--- start of Listed records ---

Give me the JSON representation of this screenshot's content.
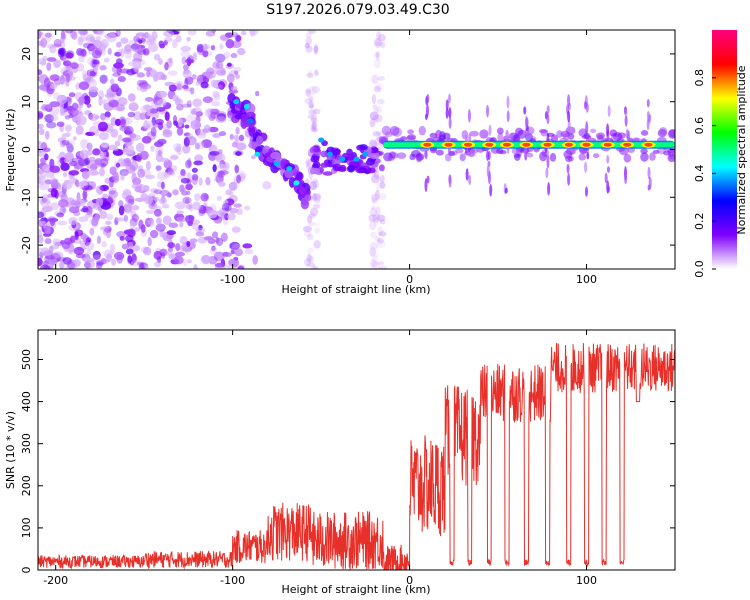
{
  "title": "S197.2026.079.03.49.C30",
  "chart_data": [
    {
      "type": "heatmap",
      "name": "spectrogram",
      "xlabel": "Height of straight line (km)",
      "ylabel": "Frequency (Hz)",
      "xlim": [
        -210,
        150
      ],
      "ylim": [
        -25,
        25
      ],
      "xticks": [
        -200,
        -100,
        0,
        100
      ],
      "yticks": [
        -20,
        -10,
        0,
        10,
        20
      ],
      "colorbar": {
        "label": "Normalized spectral amplitude",
        "range": [
          0,
          1
        ],
        "ticks": [
          "0.0",
          "0.2",
          "0.4",
          "0.6",
          "0.8"
        ],
        "colors": [
          "#ffffff",
          "#8000ff",
          "#0000ff",
          "#00ffff",
          "#00ff00",
          "#ffff00",
          "#ff0000",
          "#ff0080"
        ]
      },
      "features": {
        "noise_region_x": [
          -210,
          -95
        ],
        "descending_track": [
          [
            -100,
            9
          ],
          [
            -92,
            7
          ],
          [
            -85,
            1
          ],
          [
            -78,
            -2
          ],
          [
            -70,
            -4
          ],
          [
            -62,
            -7
          ],
          [
            -58,
            -11
          ]
        ],
        "flat_track_freq": 1,
        "flat_track_x": [
          -15,
          150
        ],
        "bright_spots_x": [
          10,
          22,
          33,
          45,
          55,
          66,
          78,
          90,
          100,
          112,
          123,
          135
        ]
      }
    },
    {
      "type": "line",
      "name": "snr",
      "xlabel": "Height of straight line (km)",
      "ylabel": "SNR (10 * v/v)",
      "xlim": [
        -210,
        150
      ],
      "ylim": [
        0,
        570
      ],
      "xticks": [
        -200,
        -100,
        0,
        100
      ],
      "yticks": [
        0,
        100,
        200,
        300,
        400,
        500
      ],
      "series_color": "#e8302a",
      "segments": [
        {
          "x": [
            -210,
            -150
          ],
          "level": 20,
          "noise": 15
        },
        {
          "x": [
            -150,
            -100
          ],
          "level": 25,
          "noise": 20
        },
        {
          "x": [
            -100,
            -80
          ],
          "level": 55,
          "noise": 40
        },
        {
          "x": [
            -80,
            -55
          ],
          "level": 90,
          "noise": 70
        },
        {
          "x": [
            -55,
            -15
          ],
          "level": 70,
          "noise": 70
        },
        {
          "x": [
            -15,
            0
          ],
          "level": 20,
          "noise": 40
        },
        {
          "x": [
            0,
            20
          ],
          "level": 200,
          "noise": 120
        },
        {
          "x": [
            20,
            40
          ],
          "level": 320,
          "noise": 120
        },
        {
          "x": [
            40,
            80
          ],
          "level": 420,
          "noise": 70
        },
        {
          "x": [
            80,
            150
          ],
          "level": 480,
          "noise": 60
        }
      ],
      "dropouts_x": [
        24,
        34,
        45,
        55,
        66,
        78,
        90,
        100,
        110,
        120
      ]
    }
  ]
}
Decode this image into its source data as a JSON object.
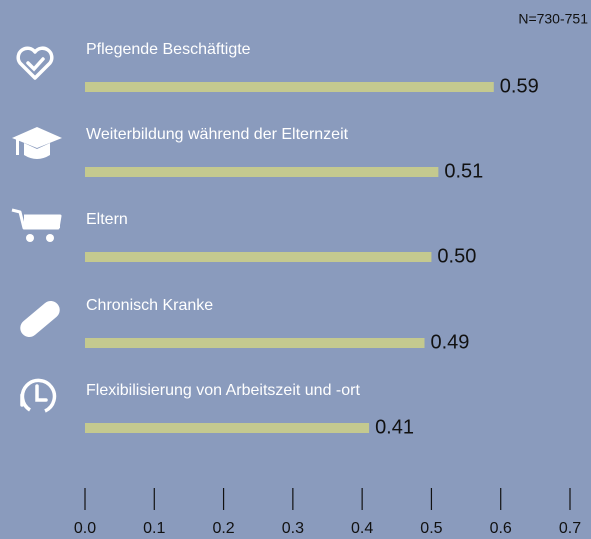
{
  "chart_data": {
    "type": "bar",
    "orientation": "horizontal",
    "annotation": "N=730-751",
    "categories": [
      "Pflegende Beschäftigte",
      "Weiterbildung während der Elternzeit",
      "Eltern",
      "Chronisch Kranke",
      "Flexibilisierung von Arbeitszeit und -ort"
    ],
    "values": [
      0.59,
      0.51,
      0.5,
      0.49,
      0.41
    ],
    "value_labels": [
      "0.59",
      "0.51",
      "0.50",
      "0.49",
      "0.41"
    ],
    "color": "#c4c98f",
    "xlim": [
      0,
      0.7
    ],
    "xticks": [
      {
        "value": 0,
        "label": "0.0"
      },
      0.1,
      0.2,
      0.3,
      0.4,
      0.5,
      0.6,
      0.7
    ]
  }
}
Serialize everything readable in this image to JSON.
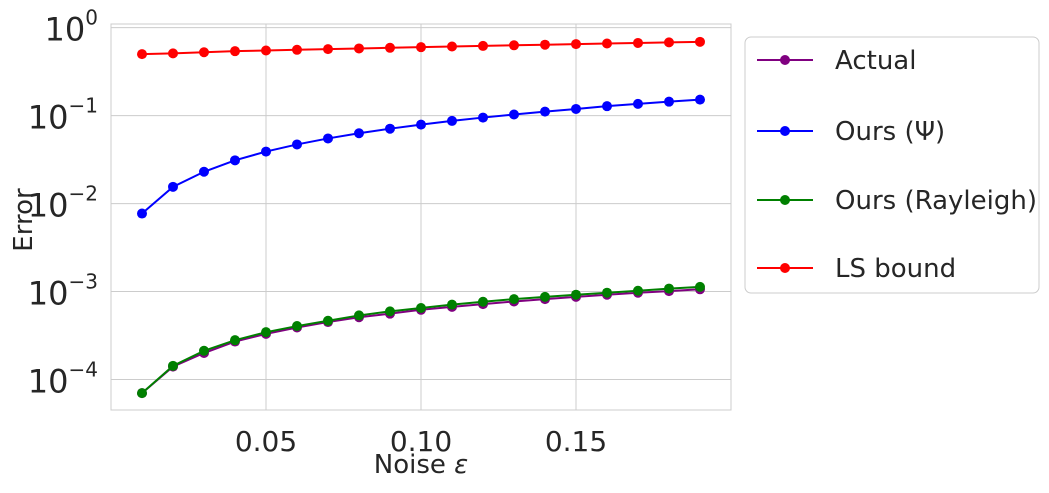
{
  "chart_data": {
    "type": "line",
    "xlabel": "Noise",
    "xlabel_symbol": "ε",
    "ylabel": "Error",
    "yscale": "log",
    "xlim": [
      0.0,
      0.2
    ],
    "ylim": [
      4.5e-05,
      1.1
    ],
    "x_ticks": [
      0.05,
      0.1,
      0.15
    ],
    "x_tick_labels": [
      "0.05",
      "0.10",
      "0.15"
    ],
    "y_ticks": [
      0.0001,
      0.001,
      0.01,
      0.1,
      1
    ],
    "y_tick_labels": [
      {
        "base": "10",
        "exp": "−4"
      },
      {
        "base": "10",
        "exp": "−3"
      },
      {
        "base": "10",
        "exp": "−2"
      },
      {
        "base": "10",
        "exp": "−1"
      },
      {
        "base": "10",
        "exp": "0"
      }
    ],
    "grid": true,
    "legend_position": "outside-right",
    "x": [
      0.01,
      0.02,
      0.03,
      0.04,
      0.05,
      0.06,
      0.07,
      0.08,
      0.09,
      0.1,
      0.11,
      0.12,
      0.13,
      0.14,
      0.15,
      0.16,
      0.17,
      0.18,
      0.19
    ],
    "series": [
      {
        "name": "Actual",
        "color": "#800080",
        "values": [
          7e-05,
          0.00014,
          0.0002,
          0.00027,
          0.00033,
          0.00039,
          0.00045,
          0.00051,
          0.00056,
          0.00062,
          0.00067,
          0.00072,
          0.00077,
          0.00082,
          0.00087,
          0.00092,
          0.00097,
          0.00101,
          0.00106
        ]
      },
      {
        "name": "Ours (Ψ)",
        "color": "#0000ff",
        "values": [
          0.0077,
          0.0155,
          0.023,
          0.031,
          0.039,
          0.047,
          0.055,
          0.063,
          0.071,
          0.079,
          0.087,
          0.095,
          0.103,
          0.111,
          0.119,
          0.128,
          0.136,
          0.144,
          0.152
        ]
      },
      {
        "name": "Ours (Rayleigh)",
        "color": "#008000",
        "values": [
          7e-05,
          0.000143,
          0.000212,
          0.00028,
          0.000345,
          0.000405,
          0.000465,
          0.000535,
          0.000595,
          0.00065,
          0.00071,
          0.000765,
          0.00082,
          0.00087,
          0.00092,
          0.00097,
          0.00102,
          0.00108,
          0.00113
        ]
      },
      {
        "name": "LS bound",
        "color": "#ff0000",
        "values": [
          0.5,
          0.51,
          0.525,
          0.54,
          0.55,
          0.56,
          0.57,
          0.58,
          0.59,
          0.6,
          0.61,
          0.62,
          0.63,
          0.64,
          0.65,
          0.66,
          0.67,
          0.68,
          0.69
        ]
      }
    ]
  }
}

--- end of Listed records ---

Restate each entry word for word, leaving out any pictures.

Give me the JSON representation of this screenshot's content.
{
  "title": "S197.2026.079.03.49.C30",
  "chart_data": [
    {
      "type": "heatmap",
      "name": "spectrogram",
      "xlabel": "Height of straight line (km)",
      "ylabel": "Frequency (Hz)",
      "xlim": [
        -210,
        150
      ],
      "ylim": [
        -25,
        25
      ],
      "xticks": [
        -200,
        -100,
        0,
        100
      ],
      "yticks": [
        -20,
        -10,
        0,
        10,
        20
      ],
      "colorbar": {
        "label": "Normalized spectral amplitude",
        "range": [
          0,
          1
        ],
        "ticks": [
          "0.0",
          "0.2",
          "0.4",
          "0.6",
          "0.8"
        ],
        "colors": [
          "#ffffff",
          "#8000ff",
          "#0000ff",
          "#00ffff",
          "#00ff00",
          "#ffff00",
          "#ff0000",
          "#ff0080"
        ]
      },
      "features": {
        "noise_region_x": [
          -210,
          -95
        ],
        "descending_track": [
          [
            -100,
            9
          ],
          [
            -92,
            7
          ],
          [
            -85,
            1
          ],
          [
            -78,
            -2
          ],
          [
            -70,
            -4
          ],
          [
            -62,
            -7
          ],
          [
            -58,
            -11
          ]
        ],
        "flat_track_freq": 1,
        "flat_track_x": [
          -15,
          150
        ],
        "bright_spots_x": [
          10,
          22,
          33,
          45,
          55,
          66,
          78,
          90,
          100,
          112,
          123,
          135
        ]
      }
    },
    {
      "type": "line",
      "name": "snr",
      "xlabel": "Height of straight line (km)",
      "ylabel": "SNR (10 * v/v)",
      "xlim": [
        -210,
        150
      ],
      "ylim": [
        0,
        570
      ],
      "xticks": [
        -200,
        -100,
        0,
        100
      ],
      "yticks": [
        0,
        100,
        200,
        300,
        400,
        500
      ],
      "series_color": "#e8302a",
      "segments": [
        {
          "x": [
            -210,
            -150
          ],
          "level": 20,
          "noise": 15
        },
        {
          "x": [
            -150,
            -100
          ],
          "level": 25,
          "noise": 20
        },
        {
          "x": [
            -100,
            -80
          ],
          "level": 55,
          "noise": 40
        },
        {
          "x": [
            -80,
            -55
          ],
          "level": 90,
          "noise": 70
        },
        {
          "x": [
            -55,
            -15
          ],
          "level": 70,
          "noise": 70
        },
        {
          "x": [
            -15,
            0
          ],
          "level": 20,
          "noise": 40
        },
        {
          "x": [
            0,
            20
          ],
          "level": 200,
          "noise": 120
        },
        {
          "x": [
            20,
            40
          ],
          "level": 320,
          "noise": 120
        },
        {
          "x": [
            40,
            80
          ],
          "level": 420,
          "noise": 70
        },
        {
          "x": [
            80,
            150
          ],
          "level": 480,
          "noise": 60
        }
      ],
      "dropouts_x": [
        24,
        34,
        45,
        55,
        66,
        78,
        90,
        100,
        110,
        120
      ]
    }
  ]
}
Decode this image into its source data as a JSON object.
{
  "chart_data": {
    "type": "bar",
    "orientation": "horizontal",
    "annotation": "N=730-751",
    "categories": [
      "Pflegende Beschäftigte",
      "Weiterbildung während der Elternzeit",
      "Eltern",
      "Chronisch Kranke",
      "Flexibilisierung von Arbeitszeit und -ort"
    ],
    "values": [
      0.59,
      0.51,
      0.5,
      0.49,
      0.41
    ],
    "value_labels": [
      "0.59",
      "0.51",
      "0.50",
      "0.49",
      "0.41"
    ],
    "color": "#c4c98f",
    "xlim": [
      0,
      0.7
    ],
    "xticks": [
      {
        "value": 0,
        "label": "0.0"
      },
      0.1,
      0.2,
      0.3,
      0.4,
      0.5,
      0.6,
      0.7
    ]
  }
}
Serialize everything readable in this image to JSON.
{
  "chart_data": {
    "type": "line",
    "xlabel": "Noise",
    "xlabel_symbol": "ε",
    "ylabel": "Error",
    "yscale": "log",
    "xlim": [
      0.0,
      0.2
    ],
    "ylim": [
      4.5e-05,
      1.1
    ],
    "x_ticks": [
      0.05,
      0.1,
      0.15
    ],
    "x_tick_labels": [
      "0.05",
      "0.10",
      "0.15"
    ],
    "y_ticks": [
      0.0001,
      0.001,
      0.01,
      0.1,
      1
    ],
    "y_tick_labels": [
      {
        "base": "10",
        "exp": "−4"
      },
      {
        "base": "10",
        "exp": "−3"
      },
      {
        "base": "10",
        "exp": "−2"
      },
      {
        "base": "10",
        "exp": "−1"
      },
      {
        "base": "10",
        "exp": "0"
      }
    ],
    "grid": true,
    "legend_position": "outside-right",
    "x": [
      0.01,
      0.02,
      0.03,
      0.04,
      0.05,
      0.06,
      0.07,
      0.08,
      0.09,
      0.1,
      0.11,
      0.12,
      0.13,
      0.14,
      0.15,
      0.16,
      0.17,
      0.18,
      0.19
    ],
    "series": [
      {
        "name": "Actual",
        "color": "#800080",
        "values": [
          7e-05,
          0.00014,
          0.0002,
          0.00027,
          0.00033,
          0.00039,
          0.00045,
          0.00051,
          0.00056,
          0.00062,
          0.00067,
          0.00072,
          0.00077,
          0.00082,
          0.00087,
          0.00092,
          0.00097,
          0.00101,
          0.00106
        ]
      },
      {
        "name": "Ours (Ψ)",
        "color": "#0000ff",
        "values": [
          0.0077,
          0.0155,
          0.023,
          0.031,
          0.039,
          0.047,
          0.055,
          0.063,
          0.071,
          0.079,
          0.087,
          0.095,
          0.103,
          0.111,
          0.119,
          0.128,
          0.136,
          0.144,
          0.152
        ]
      },
      {
        "name": "Ours (Rayleigh)",
        "color": "#008000",
        "values": [
          7e-05,
          0.000143,
          0.000212,
          0.00028,
          0.000345,
          0.000405,
          0.000465,
          0.000535,
          0.000595,
          0.00065,
          0.00071,
          0.000765,
          0.00082,
          0.00087,
          0.00092,
          0.00097,
          0.00102,
          0.00108,
          0.00113
        ]
      },
      {
        "name": "LS bound",
        "color": "#ff0000",
        "values": [
          0.5,
          0.51,
          0.525,
          0.54,
          0.55,
          0.56,
          0.57,
          0.58,
          0.59,
          0.6,
          0.61,
          0.62,
          0.63,
          0.64,
          0.65,
          0.66,
          0.67,
          0.68,
          0.69
        ]
      }
    ]
  }
}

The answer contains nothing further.